## Stated exercise
Retype the data below without altering anything.

## Data listing
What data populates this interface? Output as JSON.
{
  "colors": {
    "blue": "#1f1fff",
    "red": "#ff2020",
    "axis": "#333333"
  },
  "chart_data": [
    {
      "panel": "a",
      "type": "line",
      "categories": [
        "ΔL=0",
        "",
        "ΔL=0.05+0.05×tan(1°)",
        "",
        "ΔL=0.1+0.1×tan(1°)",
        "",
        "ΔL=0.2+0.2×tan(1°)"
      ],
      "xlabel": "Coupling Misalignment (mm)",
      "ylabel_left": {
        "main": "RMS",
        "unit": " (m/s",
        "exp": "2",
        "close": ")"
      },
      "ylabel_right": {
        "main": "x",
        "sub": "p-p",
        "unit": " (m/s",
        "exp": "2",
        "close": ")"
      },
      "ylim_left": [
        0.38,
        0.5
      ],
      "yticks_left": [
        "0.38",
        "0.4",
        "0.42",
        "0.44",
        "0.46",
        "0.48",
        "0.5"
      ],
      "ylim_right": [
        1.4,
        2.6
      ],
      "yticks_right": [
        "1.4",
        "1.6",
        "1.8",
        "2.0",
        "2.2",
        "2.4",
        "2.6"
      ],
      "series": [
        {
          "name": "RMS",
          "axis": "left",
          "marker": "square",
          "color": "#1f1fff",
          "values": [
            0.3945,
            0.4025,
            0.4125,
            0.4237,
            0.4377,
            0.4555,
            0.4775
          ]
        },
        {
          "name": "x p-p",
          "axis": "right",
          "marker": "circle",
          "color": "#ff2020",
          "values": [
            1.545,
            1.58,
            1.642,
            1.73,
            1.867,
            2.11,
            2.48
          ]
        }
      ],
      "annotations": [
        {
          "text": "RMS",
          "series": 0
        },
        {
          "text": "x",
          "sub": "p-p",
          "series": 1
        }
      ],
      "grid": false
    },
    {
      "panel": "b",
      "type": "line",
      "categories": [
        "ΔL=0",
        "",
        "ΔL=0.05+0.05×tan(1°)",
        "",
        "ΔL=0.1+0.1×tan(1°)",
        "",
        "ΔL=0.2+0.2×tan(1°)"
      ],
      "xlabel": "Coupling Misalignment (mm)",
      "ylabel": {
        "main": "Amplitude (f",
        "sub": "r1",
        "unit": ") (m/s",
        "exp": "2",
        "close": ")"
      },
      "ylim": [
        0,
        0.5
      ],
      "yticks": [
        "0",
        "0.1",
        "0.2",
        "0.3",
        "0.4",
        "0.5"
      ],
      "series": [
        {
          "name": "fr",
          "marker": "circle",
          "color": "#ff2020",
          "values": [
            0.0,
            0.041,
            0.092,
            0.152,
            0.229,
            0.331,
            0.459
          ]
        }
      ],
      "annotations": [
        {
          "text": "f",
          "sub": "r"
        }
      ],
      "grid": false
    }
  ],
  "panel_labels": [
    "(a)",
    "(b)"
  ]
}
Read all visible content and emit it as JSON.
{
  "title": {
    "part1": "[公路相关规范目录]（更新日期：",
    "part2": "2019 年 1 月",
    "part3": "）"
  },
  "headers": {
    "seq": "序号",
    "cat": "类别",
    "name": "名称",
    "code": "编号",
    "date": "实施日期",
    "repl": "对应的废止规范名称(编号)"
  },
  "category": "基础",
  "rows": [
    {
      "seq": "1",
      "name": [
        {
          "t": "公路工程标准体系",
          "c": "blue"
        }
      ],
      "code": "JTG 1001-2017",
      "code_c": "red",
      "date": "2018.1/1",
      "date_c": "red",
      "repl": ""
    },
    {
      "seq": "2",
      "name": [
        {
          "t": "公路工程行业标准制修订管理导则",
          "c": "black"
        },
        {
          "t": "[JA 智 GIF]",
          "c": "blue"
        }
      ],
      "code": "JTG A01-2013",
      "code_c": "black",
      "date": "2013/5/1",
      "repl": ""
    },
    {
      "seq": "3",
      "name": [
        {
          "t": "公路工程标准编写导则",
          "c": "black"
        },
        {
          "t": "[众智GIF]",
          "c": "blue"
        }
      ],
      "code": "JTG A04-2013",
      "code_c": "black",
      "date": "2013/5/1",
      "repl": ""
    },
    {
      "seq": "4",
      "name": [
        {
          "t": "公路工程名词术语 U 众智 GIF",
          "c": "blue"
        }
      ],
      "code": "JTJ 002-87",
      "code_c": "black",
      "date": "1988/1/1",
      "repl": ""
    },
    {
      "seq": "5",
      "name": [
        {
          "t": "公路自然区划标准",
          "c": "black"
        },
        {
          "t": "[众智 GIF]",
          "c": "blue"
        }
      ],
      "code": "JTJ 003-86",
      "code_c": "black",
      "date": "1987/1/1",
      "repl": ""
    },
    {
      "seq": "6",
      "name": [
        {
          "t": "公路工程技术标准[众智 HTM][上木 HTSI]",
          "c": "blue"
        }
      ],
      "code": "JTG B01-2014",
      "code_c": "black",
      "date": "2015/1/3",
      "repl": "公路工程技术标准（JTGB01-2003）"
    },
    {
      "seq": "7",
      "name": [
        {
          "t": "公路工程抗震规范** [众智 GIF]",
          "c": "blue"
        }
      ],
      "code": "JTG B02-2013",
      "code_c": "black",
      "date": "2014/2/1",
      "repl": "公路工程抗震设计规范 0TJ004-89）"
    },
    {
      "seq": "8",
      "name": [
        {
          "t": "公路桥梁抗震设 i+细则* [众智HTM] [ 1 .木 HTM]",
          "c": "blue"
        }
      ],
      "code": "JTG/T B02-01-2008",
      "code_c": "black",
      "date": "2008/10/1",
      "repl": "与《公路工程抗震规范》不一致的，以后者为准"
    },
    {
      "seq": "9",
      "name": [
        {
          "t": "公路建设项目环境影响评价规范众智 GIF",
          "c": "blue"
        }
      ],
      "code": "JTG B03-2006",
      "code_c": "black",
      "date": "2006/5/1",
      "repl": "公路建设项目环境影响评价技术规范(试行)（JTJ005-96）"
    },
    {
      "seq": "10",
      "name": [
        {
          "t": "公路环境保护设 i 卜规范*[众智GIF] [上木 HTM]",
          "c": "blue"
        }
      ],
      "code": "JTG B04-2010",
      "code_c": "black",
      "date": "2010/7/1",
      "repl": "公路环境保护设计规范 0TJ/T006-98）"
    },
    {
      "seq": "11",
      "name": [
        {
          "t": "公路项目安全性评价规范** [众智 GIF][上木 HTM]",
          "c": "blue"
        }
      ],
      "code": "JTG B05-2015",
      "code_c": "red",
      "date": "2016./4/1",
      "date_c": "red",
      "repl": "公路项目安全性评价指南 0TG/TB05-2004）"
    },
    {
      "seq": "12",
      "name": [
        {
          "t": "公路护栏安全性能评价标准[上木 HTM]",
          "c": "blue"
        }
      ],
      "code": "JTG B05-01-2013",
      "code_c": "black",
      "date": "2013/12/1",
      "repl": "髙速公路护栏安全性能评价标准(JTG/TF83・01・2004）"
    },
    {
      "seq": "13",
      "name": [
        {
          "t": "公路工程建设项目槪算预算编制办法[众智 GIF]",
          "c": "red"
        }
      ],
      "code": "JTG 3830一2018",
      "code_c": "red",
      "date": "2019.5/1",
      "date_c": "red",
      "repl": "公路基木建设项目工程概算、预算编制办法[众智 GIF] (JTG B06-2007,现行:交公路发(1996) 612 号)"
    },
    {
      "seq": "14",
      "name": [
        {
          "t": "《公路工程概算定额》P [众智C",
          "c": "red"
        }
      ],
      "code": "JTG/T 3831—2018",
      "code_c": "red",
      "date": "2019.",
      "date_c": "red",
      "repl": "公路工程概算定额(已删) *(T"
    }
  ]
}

## Solution to the exercise
What data populates this interface? Output as JSON.
{
  "colors": {
    "blue": "#1f1fff",
    "red": "#ff2020",
    "axis": "#333333"
  },
  "chart_data": [
    {
      "panel": "a",
      "type": "line",
      "categories": [
        "ΔL=0",
        "",
        "ΔL=0.05+0.05×tan(1°)",
        "",
        "ΔL=0.1+0.1×tan(1°)",
        "",
        "ΔL=0.2+0.2×tan(1°)"
      ],
      "xlabel": "Coupling Misalignment (mm)",
      "ylabel_left": {
        "main": "RMS",
        "unit": " (m/s",
        "exp": "2",
        "close": ")"
      },
      "ylabel_right": {
        "main": "x",
        "sub": "p-p",
        "unit": " (m/s",
        "exp": "2",
        "close": ")"
      },
      "ylim_left": [
        0.38,
        0.5
      ],
      "yticks_left": [
        "0.38",
        "0.4",
        "0.42",
        "0.44",
        "0.46",
        "0.48",
        "0.5"
      ],
      "ylim_right": [
        1.4,
        2.6
      ],
      "yticks_right": [
        "1.4",
        "1.6",
        "1.8",
        "2.0",
        "2.2",
        "2.4",
        "2.6"
      ],
      "series": [
        {
          "name": "RMS",
          "axis": "left",
          "marker": "square",
          "color": "#1f1fff",
          "values": [
            0.3945,
            0.4025,
            0.4125,
            0.4237,
            0.4377,
            0.4555,
            0.4775
          ]
        },
        {
          "name": "x p-p",
          "axis": "right",
          "marker": "circle",
          "color": "#ff2020",
          "values": [
            1.545,
            1.58,
            1.642,
            1.73,
            1.867,
            2.11,
            2.48
          ]
        }
      ],
      "annotations": [
        {
          "text": "RMS",
          "series": 0
        },
        {
          "text": "x",
          "sub": "p-p",
          "series": 1
        }
      ],
      "grid": false
    },
    {
      "panel": "b",
      "type": "line",
      "categories": [
        "ΔL=0",
        "",
        "ΔL=0.05+0.05×tan(1°)",
        "",
        "ΔL=0.1+0.1×tan(1°)",
        "",
        "ΔL=0.2+0.2×tan(1°)"
      ],
      "xlabel": "Coupling Misalignment (mm)",
      "ylabel": {
        "main": "Amplitude (f",
        "sub": "r1",
        "unit": ") (m/s",
        "exp": "2",
        "close": ")"
      },
      "ylim": [
        0,
        0.5
      ],
      "yticks": [
        "0",
        "0.1",
        "0.2",
        "0.3",
        "0.4",
        "0.5"
      ],
      "series": [
        {
          "name": "fr",
          "marker": "circle",
          "color": "#ff2020",
          "values": [
            0.0,
            0.041,
            0.092,
            0.152,
            0.229,
            0.331,
            0.459
          ]
        }
      ],
      "annotations": [
        {
          "text": "f",
          "sub": "r"
        }
      ],
      "grid": false
    }
  ],
  "panel_labels": [
    "(a)",
    "(b)"
  ]
}
Read all visible content and emit it as JSON.
{
  "title": {
    "part1": "[公路相关规范目录]（更新日期：",
    "part2": "2019 年 1 月",
    "part3": "）"
  },
  "headers": {
    "seq": "序号",
    "cat": "类别",
    "name": "名称",
    "code": "编号",
    "date": "实施日期",
    "repl": "对应的废止规范名称(编号)"
  },
  "category": "基础",
  "rows": [
    {
      "seq": "1",
      "name": [
        {
          "t": "公路工程标准体系",
          "c": "blue"
        }
      ],
      "code": "JTG 1001-2017",
      "code_c": "red",
      "date": "2018.1/1",
      "date_c": "red",
      "repl": ""
    },
    {
      "seq": "2",
      "name": [
        {
          "t": "公路工程行业标准制修订管理导则",
          "c": "black"
        },
        {
          "t": "[JA 智 GIF]",
          "c": "blue"
        }
      ],
      "code": "JTG A01-2013",
      "code_c": "black",
      "date": "2013/5/1",
      "repl": ""
    },
    {
      "seq": "3",
      "name": [
        {
          "t": "公路工程标准编写导则",
          "c": "black"
        },
        {
          "t": "[众智GIF]",
          "c": "blue"
        }
      ],
      "code": "JTG A04-2013",
      "code_c": "black",
      "date": "2013/5/1",
      "repl": ""
    },
    {
      "seq": "4",
      "name": [
        {
          "t": "公路工程名词术语 U 众智 GIF",
          "c": "blue"
        }
      ],
      "code": "JTJ 002-87",
      "code_c": "black",
      "date": "1988/1/1",
      "repl": ""
    },
    {
      "seq": "5",
      "name": [
        {
          "t": "公路自然区划标准",
          "c": "black"
        },
        {
          "t": "[众智 GIF]",
          "c": "blue"
        }
      ],
      "code": "JTJ 003-86",
      "code_c": "black",
      "date": "1987/1/1",
      "repl": ""
    },
    {
      "seq": "6",
      "name": [
        {
          "t": "公路工程技术标准[众智 HTM][上木 HTSI]",
          "c": "blue"
        }
      ],
      "code": "JTG B01-2014",
      "code_c": "black",
      "date": "2015/1/3",
      "repl": "公路工程技术标准（JTGB01-2003）"
    },
    {
      "seq": "7",
      "name": [
        {
          "t": "公路工程抗震规范** [众智 GIF]",
          "c": "blue"
        }
      ],
      "code": "JTG B02-2013",
      "code_c": "black",
      "date": "2014/2/1",
      "repl": "公路工程抗震设计规范 0TJ004-89）"
    },
    {
      "seq": "8",
      "name": [
        {
          "t": "公路桥梁抗震设 i+细则* [众智HTM] [ 1 .木 HTM]",
          "c": "blue"
        }
      ],
      "code": "JTG/T B02-01-2008",
      "code_c": "black",
      "date": "2008/10/1",
      "repl": "与《公路工程抗震规范》不一致的，以后者为准"
    },
    {
      "seq": "9",
      "name": [
        {
          "t": "公路建设项目环境影响评价规范众智 GIF",
          "c": "blue"
        }
      ],
      "code": "JTG B03-2006",
      "code_c": "black",
      "date": "2006/5/1",
      "repl": "公路建设项目环境影响评价技术规范(试行)（JTJ005-96）"
    },
    {
      "seq": "10",
      "name": [
        {
          "t": "公路环境保护设 i 卜规范*[众智GIF] [上木 HTM]",
          "c": "blue"
        }
      ],
      "code": "JTG B04-2010",
      "code_c": "black",
      "date": "2010/7/1",
      "repl": "公路环境保护设计规范 0TJ/T006-98）"
    },
    {
      "seq": "11",
      "name": [
        {
          "t": "公路项目安全性评价规范** [众智 GIF][上木 HTM]",
          "c": "blue"
        }
      ],
      "code": "JTG B05-2015",
      "code_c": "red",
      "date": "2016./4/1",
      "date_c": "red",
      "repl": "公路项目安全性评价指南 0TG/TB05-2004）"
    },
    {
      "seq": "12",
      "name": [
        {
          "t": "公路护栏安全性能评价标准[上木 HTM]",
          "c": "blue"
        }
      ],
      "code": "JTG B05-01-2013",
      "code_c": "black",
      "date": "2013/12/1",
      "repl": "髙速公路护栏安全性能评价标准(JTG/TF83・01・2004）"
    },
    {
      "seq": "13",
      "name": [
        {
          "t": "公路工程建设项目槪算预算编制办法[众智 GIF]",
          "c": "red"
        }
      ],
      "code": "JTG 3830一2018",
      "code_c": "red",
      "date": "2019.5/1",
      "date_c": "red",
      "repl": "公路基木建设项目工程概算、预算编制办法[众智 GIF] (JTG B06-2007,现行:交公路发(1996) 612 号)"
    },
    {
      "seq": "14",
      "name": [
        {
          "t": "《公路工程概算定额》P [众智C",
          "c": "red"
        }
      ],
      "code": "JTG/T 3831—2018",
      "code_c": "red",
      "date": "2019.",
      "date_c": "red",
      "repl": "公路工程概算定额(已删) *(T"
    }
  ]
}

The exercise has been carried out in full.